What you should do:
Gather up every line from the entries below that uses the word "over".
** Start **
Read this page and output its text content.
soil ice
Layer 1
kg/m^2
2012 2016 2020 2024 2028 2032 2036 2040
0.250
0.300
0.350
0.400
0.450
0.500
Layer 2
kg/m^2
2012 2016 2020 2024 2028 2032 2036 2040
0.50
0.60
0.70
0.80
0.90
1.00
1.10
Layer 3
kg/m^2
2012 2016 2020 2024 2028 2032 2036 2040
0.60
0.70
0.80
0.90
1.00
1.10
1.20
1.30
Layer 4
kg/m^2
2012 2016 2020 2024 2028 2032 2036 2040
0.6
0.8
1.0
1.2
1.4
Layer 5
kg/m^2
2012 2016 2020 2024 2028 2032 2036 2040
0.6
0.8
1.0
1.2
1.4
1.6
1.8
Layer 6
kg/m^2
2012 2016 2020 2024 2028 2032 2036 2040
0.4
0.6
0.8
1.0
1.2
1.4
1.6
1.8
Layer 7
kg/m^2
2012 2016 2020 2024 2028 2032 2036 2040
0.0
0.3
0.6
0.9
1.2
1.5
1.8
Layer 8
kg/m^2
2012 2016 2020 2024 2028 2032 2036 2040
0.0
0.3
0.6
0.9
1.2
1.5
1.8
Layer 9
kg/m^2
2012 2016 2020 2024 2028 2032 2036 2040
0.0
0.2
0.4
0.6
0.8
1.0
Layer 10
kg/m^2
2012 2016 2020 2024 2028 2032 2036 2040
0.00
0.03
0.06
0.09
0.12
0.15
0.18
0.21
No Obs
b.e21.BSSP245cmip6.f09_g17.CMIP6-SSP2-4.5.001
** End **
** Start **
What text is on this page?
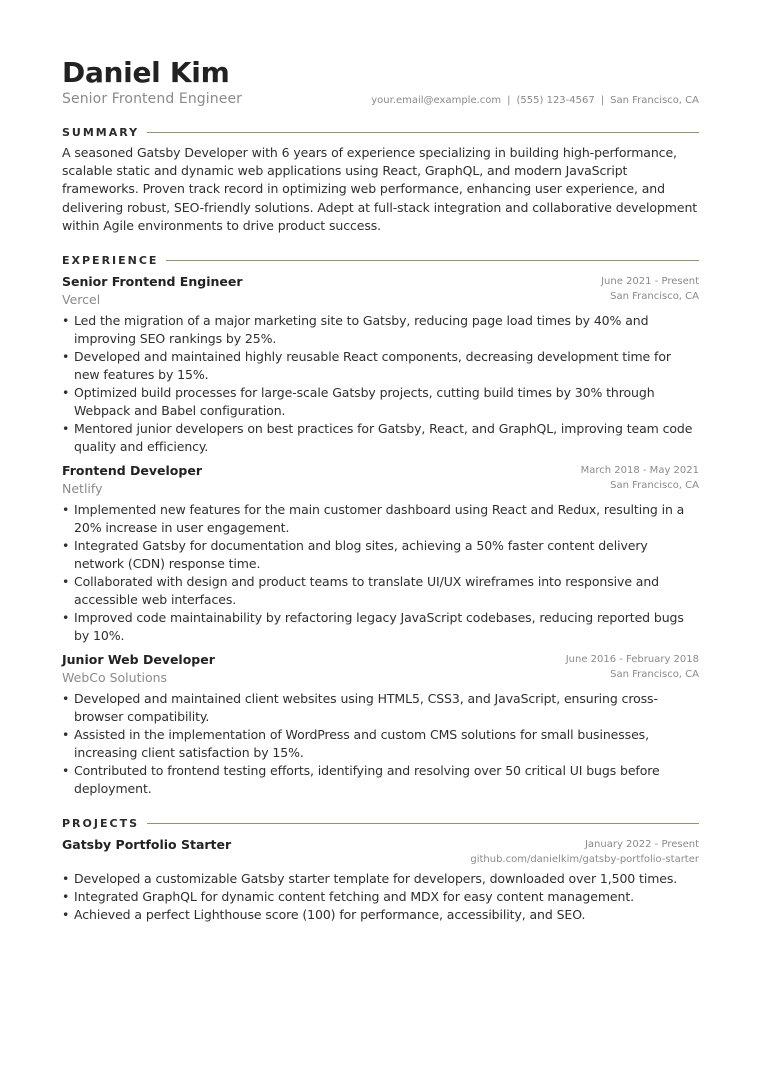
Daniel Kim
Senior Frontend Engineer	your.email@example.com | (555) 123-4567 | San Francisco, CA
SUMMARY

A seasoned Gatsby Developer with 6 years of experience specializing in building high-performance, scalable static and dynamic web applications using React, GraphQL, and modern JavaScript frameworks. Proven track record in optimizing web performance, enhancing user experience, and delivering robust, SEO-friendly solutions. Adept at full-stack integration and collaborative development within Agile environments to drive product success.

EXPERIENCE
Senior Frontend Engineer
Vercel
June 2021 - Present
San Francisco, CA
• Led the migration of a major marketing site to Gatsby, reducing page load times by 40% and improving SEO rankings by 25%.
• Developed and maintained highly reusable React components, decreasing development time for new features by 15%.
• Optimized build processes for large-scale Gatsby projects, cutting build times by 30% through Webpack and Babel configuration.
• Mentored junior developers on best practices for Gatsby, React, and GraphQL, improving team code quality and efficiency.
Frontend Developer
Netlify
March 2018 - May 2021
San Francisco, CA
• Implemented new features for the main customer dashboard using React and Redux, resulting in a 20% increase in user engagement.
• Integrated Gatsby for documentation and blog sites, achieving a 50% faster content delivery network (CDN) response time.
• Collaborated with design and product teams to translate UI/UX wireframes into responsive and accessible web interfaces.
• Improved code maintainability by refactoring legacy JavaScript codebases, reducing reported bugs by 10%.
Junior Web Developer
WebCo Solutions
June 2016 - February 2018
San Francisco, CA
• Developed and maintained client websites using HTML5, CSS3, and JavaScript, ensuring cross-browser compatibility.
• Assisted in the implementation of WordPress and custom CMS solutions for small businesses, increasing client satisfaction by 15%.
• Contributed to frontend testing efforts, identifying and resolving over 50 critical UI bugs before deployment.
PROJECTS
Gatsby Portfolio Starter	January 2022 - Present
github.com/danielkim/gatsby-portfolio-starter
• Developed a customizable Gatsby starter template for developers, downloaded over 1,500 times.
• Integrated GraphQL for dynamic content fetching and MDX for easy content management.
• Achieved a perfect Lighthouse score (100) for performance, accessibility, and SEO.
** End **
Task output:
• Contributed to frontend testing efforts, identifying and resolving over 50 critical UI bugs before deployment.
• Developed a customizable Gatsby starter template for developers, downloaded over 1,500 times.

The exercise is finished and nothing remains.